> [Challenge]
Your task is to give the data again, exactly, with every line intact.

* Begin Record set *

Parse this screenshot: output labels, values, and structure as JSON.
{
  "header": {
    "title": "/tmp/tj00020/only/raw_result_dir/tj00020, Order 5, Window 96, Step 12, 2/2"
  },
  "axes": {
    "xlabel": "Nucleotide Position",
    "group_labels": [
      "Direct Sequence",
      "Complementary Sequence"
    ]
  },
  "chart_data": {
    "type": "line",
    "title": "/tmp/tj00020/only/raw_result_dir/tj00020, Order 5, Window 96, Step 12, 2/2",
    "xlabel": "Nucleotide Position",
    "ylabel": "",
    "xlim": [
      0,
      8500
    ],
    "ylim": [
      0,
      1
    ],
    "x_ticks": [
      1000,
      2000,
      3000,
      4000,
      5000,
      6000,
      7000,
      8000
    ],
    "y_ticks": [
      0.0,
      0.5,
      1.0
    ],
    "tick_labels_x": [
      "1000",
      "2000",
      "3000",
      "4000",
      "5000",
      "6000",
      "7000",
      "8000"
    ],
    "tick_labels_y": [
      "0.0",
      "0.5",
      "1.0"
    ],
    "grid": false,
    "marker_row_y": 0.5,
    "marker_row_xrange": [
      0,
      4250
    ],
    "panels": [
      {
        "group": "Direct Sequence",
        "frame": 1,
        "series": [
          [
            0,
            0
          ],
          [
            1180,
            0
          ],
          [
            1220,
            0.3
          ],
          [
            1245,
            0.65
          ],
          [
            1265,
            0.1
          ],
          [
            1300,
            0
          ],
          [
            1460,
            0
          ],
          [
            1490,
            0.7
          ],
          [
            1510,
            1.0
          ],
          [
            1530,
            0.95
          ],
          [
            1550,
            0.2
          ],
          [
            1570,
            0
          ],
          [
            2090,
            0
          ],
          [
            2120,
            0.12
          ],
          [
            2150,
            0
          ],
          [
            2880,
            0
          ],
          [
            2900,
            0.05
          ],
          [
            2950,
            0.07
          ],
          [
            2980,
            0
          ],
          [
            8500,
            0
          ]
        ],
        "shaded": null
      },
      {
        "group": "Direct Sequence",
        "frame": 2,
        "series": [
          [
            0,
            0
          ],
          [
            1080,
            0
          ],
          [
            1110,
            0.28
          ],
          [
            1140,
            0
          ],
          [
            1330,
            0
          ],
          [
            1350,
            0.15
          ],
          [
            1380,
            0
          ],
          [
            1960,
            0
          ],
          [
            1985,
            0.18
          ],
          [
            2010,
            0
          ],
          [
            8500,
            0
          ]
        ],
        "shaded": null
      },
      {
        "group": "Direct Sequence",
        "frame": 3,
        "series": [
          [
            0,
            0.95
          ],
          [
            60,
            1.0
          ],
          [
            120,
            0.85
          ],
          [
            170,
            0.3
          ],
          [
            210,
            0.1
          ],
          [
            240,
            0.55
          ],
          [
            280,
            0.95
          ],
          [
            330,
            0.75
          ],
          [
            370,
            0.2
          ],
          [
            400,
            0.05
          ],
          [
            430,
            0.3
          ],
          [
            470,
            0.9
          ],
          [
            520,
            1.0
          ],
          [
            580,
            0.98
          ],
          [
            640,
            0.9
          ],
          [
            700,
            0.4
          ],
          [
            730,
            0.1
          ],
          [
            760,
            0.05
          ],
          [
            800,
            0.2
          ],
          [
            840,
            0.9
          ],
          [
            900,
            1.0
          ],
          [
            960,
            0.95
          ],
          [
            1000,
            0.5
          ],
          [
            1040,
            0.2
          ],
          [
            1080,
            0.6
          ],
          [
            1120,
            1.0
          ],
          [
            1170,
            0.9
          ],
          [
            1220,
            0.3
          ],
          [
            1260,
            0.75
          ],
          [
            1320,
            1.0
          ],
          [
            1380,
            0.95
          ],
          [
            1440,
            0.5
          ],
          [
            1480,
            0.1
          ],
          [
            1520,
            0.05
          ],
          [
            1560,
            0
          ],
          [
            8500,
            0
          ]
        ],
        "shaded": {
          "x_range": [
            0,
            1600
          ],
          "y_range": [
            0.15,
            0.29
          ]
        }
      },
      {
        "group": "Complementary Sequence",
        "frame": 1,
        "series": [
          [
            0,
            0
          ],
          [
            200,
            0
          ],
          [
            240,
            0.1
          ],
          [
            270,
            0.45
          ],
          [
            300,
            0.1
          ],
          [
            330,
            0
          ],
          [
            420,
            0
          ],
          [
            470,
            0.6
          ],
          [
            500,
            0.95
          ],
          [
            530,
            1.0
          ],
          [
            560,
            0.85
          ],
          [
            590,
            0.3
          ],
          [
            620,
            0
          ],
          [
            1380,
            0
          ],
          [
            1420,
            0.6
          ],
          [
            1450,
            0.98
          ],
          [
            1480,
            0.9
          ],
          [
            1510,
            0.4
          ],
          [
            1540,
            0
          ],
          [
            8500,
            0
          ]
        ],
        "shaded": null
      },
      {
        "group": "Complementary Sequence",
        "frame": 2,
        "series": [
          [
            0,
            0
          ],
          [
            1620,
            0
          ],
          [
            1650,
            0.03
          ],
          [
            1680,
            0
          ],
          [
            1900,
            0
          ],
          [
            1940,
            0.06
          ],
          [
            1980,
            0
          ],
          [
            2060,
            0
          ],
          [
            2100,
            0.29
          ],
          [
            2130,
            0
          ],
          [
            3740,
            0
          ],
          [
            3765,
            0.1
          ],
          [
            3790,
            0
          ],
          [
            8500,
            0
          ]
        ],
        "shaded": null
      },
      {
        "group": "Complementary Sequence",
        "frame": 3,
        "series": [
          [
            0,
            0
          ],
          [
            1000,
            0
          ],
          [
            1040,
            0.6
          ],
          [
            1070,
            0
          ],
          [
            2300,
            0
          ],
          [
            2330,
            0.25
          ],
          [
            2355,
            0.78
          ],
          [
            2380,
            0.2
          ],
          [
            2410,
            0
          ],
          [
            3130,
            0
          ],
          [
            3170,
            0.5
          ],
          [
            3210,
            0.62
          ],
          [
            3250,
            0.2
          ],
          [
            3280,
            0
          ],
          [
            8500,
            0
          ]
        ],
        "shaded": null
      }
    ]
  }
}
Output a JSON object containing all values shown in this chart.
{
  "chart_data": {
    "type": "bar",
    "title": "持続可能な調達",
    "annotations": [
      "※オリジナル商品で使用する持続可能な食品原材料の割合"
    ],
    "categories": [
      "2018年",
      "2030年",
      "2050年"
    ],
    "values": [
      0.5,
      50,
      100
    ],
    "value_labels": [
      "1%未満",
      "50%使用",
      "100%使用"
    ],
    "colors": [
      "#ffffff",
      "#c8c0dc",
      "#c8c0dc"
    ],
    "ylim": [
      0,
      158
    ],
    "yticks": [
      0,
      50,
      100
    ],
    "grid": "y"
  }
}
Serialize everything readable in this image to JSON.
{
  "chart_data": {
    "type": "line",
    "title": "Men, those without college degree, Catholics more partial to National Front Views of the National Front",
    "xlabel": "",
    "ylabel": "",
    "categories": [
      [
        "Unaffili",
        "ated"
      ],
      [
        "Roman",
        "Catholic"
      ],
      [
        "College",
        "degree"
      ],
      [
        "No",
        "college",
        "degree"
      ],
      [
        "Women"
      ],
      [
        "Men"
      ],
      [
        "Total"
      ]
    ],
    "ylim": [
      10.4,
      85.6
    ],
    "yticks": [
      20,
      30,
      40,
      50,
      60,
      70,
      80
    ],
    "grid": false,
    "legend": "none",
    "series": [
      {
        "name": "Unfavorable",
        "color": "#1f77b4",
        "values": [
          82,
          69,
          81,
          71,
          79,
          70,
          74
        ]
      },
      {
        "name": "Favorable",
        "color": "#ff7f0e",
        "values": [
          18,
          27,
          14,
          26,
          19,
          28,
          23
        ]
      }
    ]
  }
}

* End Record set *

> [Finished answer]
Parse this screenshot: output labels, values, and structure as JSON.
{
  "header": {
    "title": "/tmp/tj00020/only/raw_result_dir/tj00020, Order 5, Window 96, Step 12, 2/2"
  },
  "axes": {
    "xlabel": "Nucleotide Position",
    "group_labels": [
      "Direct Sequence",
      "Complementary Sequence"
    ]
  },
  "chart_data": {
    "type": "line",
    "title": "/tmp/tj00020/only/raw_result_dir/tj00020, Order 5, Window 96, Step 12, 2/2",
    "xlabel": "Nucleotide Position",
    "ylabel": "",
    "xlim": [
      0,
      8500
    ],
    "ylim": [
      0,
      1
    ],
    "x_ticks": [
      1000,
      2000,
      3000,
      4000,
      5000,
      6000,
      7000,
      8000
    ],
    "y_ticks": [
      0.0,
      0.5,
      1.0
    ],
    "tick_labels_x": [
      "1000",
      "2000",
      "3000",
      "4000",
      "5000",
      "6000",
      "7000",
      "8000"
    ],
    "tick_labels_y": [
      "0.0",
      "0.5",
      "1.0"
    ],
    "grid": false,
    "marker_row_y": 0.5,
    "marker_row_xrange": [
      0,
      4250
    ],
    "panels": [
      {
        "group": "Direct Sequence",
        "frame": 1,
        "series": [
          [
            0,
            0
          ],
          [
            1180,
            0
          ],
          [
            1220,
            0.3
          ],
          [
            1245,
            0.65
          ],
          [
            1265,
            0.1
          ],
          [
            1300,
            0
          ],
          [
            1460,
            0
          ],
          [
            1490,
            0.7
          ],
          [
            1510,
            1.0
          ],
          [
            1530,
            0.95
          ],
          [
            1550,
            0.2
          ],
          [
            1570,
            0
          ],
          [
            2090,
            0
          ],
          [
            2120,
            0.12
          ],
          [
            2150,
            0
          ],
          [
            2880,
            0
          ],
          [
            2900,
            0.05
          ],
          [
            2950,
            0.07
          ],
          [
            2980,
            0
          ],
          [
            8500,
            0
          ]
        ],
        "shaded": null
      },
      {
        "group": "Direct Sequence",
        "frame": 2,
        "series": [
          [
            0,
            0
          ],
          [
            1080,
            0
          ],
          [
            1110,
            0.28
          ],
          [
            1140,
            0
          ],
          [
            1330,
            0
          ],
          [
            1350,
            0.15
          ],
          [
            1380,
            0
          ],
          [
            1960,
            0
          ],
          [
            1985,
            0.18
          ],
          [
            2010,
            0
          ],
          [
            8500,
            0
          ]
        ],
        "shaded": null
      },
      {
        "group": "Direct Sequence",
        "frame": 3,
        "series": [
          [
            0,
            0.95
          ],
          [
            60,
            1.0
          ],
          [
            120,
            0.85
          ],
          [
            170,
            0.3
          ],
          [
            210,
            0.1
          ],
          [
            240,
            0.55
          ],
          [
            280,
            0.95
          ],
          [
            330,
            0.75
          ],
          [
            370,
            0.2
          ],
          [
            400,
            0.05
          ],
          [
            430,
            0.3
          ],
          [
            470,
            0.9
          ],
          [
            520,
            1.0
          ],
          [
            580,
            0.98
          ],
          [
            640,
            0.9
          ],
          [
            700,
            0.4
          ],
          [
            730,
            0.1
          ],
          [
            760,
            0.05
          ],
          [
            800,
            0.2
          ],
          [
            840,
            0.9
          ],
          [
            900,
            1.0
          ],
          [
            960,
            0.95
          ],
          [
            1000,
            0.5
          ],
          [
            1040,
            0.2
          ],
          [
            1080,
            0.6
          ],
          [
            1120,
            1.0
          ],
          [
            1170,
            0.9
          ],
          [
            1220,
            0.3
          ],
          [
            1260,
            0.75
          ],
          [
            1320,
            1.0
          ],
          [
            1380,
            0.95
          ],
          [
            1440,
            0.5
          ],
          [
            1480,
            0.1
          ],
          [
            1520,
            0.05
          ],
          [
            1560,
            0
          ],
          [
            8500,
            0
          ]
        ],
        "shaded": {
          "x_range": [
            0,
            1600
          ],
          "y_range": [
            0.15,
            0.29
          ]
        }
      },
      {
        "group": "Complementary Sequence",
        "frame": 1,
        "series": [
          [
            0,
            0
          ],
          [
            200,
            0
          ],
          [
            240,
            0.1
          ],
          [
            270,
            0.45
          ],
          [
            300,
            0.1
          ],
          [
            330,
            0
          ],
          [
            420,
            0
          ],
          [
            470,
            0.6
          ],
          [
            500,
            0.95
          ],
          [
            530,
            1.0
          ],
          [
            560,
            0.85
          ],
          [
            590,
            0.3
          ],
          [
            620,
            0
          ],
          [
            1380,
            0
          ],
          [
            1420,
            0.6
          ],
          [
            1450,
            0.98
          ],
          [
            1480,
            0.9
          ],
          [
            1510,
            0.4
          ],
          [
            1540,
            0
          ],
          [
            8500,
            0
          ]
        ],
        "shaded": null
      },
      {
        "group": "Complementary Sequence",
        "frame": 2,
        "series": [
          [
            0,
            0
          ],
          [
            1620,
            0
          ],
          [
            1650,
            0.03
          ],
          [
            1680,
            0
          ],
          [
            1900,
            0
          ],
          [
            1940,
            0.06
          ],
          [
            1980,
            0
          ],
          [
            2060,
            0
          ],
          [
            2100,
            0.29
          ],
          [
            2130,
            0
          ],
          [
            3740,
            0
          ],
          [
            3765,
            0.1
          ],
          [
            3790,
            0
          ],
          [
            8500,
            0
          ]
        ],
        "shaded": null
      },
      {
        "group": "Complementary Sequence",
        "frame": 3,
        "series": [
          [
            0,
            0
          ],
          [
            1000,
            0
          ],
          [
            1040,
            0.6
          ],
          [
            1070,
            0
          ],
          [
            2300,
            0
          ],
          [
            2330,
            0.25
          ],
          [
            2355,
            0.78
          ],
          [
            2380,
            0.2
          ],
          [
            2410,
            0
          ],
          [
            3130,
            0
          ],
          [
            3170,
            0.5
          ],
          [
            3210,
            0.62
          ],
          [
            3250,
            0.2
          ],
          [
            3280,
            0
          ],
          [
            8500,
            0
          ]
        ],
        "shaded": null
      }
    ]
  }
}
Output a JSON object containing all values shown in this chart.
{
  "chart_data": {
    "type": "bar",
    "title": "持続可能な調達",
    "annotations": [
      "※オリジナル商品で使用する持続可能な食品原材料の割合"
    ],
    "categories": [
      "2018年",
      "2030年",
      "2050年"
    ],
    "values": [
      0.5,
      50,
      100
    ],
    "value_labels": [
      "1%未満",
      "50%使用",
      "100%使用"
    ],
    "colors": [
      "#ffffff",
      "#c8c0dc",
      "#c8c0dc"
    ],
    "ylim": [
      0,
      158
    ],
    "yticks": [
      0,
      50,
      100
    ],
    "grid": "y"
  }
}
Serialize everything readable in this image to JSON.
{
  "chart_data": {
    "type": "line",
    "title": "Men, those without college degree, Catholics more partial to National Front Views of the National Front",
    "xlabel": "",
    "ylabel": "",
    "categories": [
      [
        "Unaffili",
        "ated"
      ],
      [
        "Roman",
        "Catholic"
      ],
      [
        "College",
        "degree"
      ],
      [
        "No",
        "college",
        "degree"
      ],
      [
        "Women"
      ],
      [
        "Men"
      ],
      [
        "Total"
      ]
    ],
    "ylim": [
      10.4,
      85.6
    ],
    "yticks": [
      20,
      30,
      40,
      50,
      60,
      70,
      80
    ],
    "grid": false,
    "legend": "none",
    "series": [
      {
        "name": "Unfavorable",
        "color": "#1f77b4",
        "values": [
          82,
          69,
          81,
          71,
          79,
          70,
          74
        ]
      },
      {
        "name": "Favorable",
        "color": "#ff7f0e",
        "values": [
          18,
          27,
          14,
          26,
          19,
          28,
          23
        ]
      }
    ]
  }
}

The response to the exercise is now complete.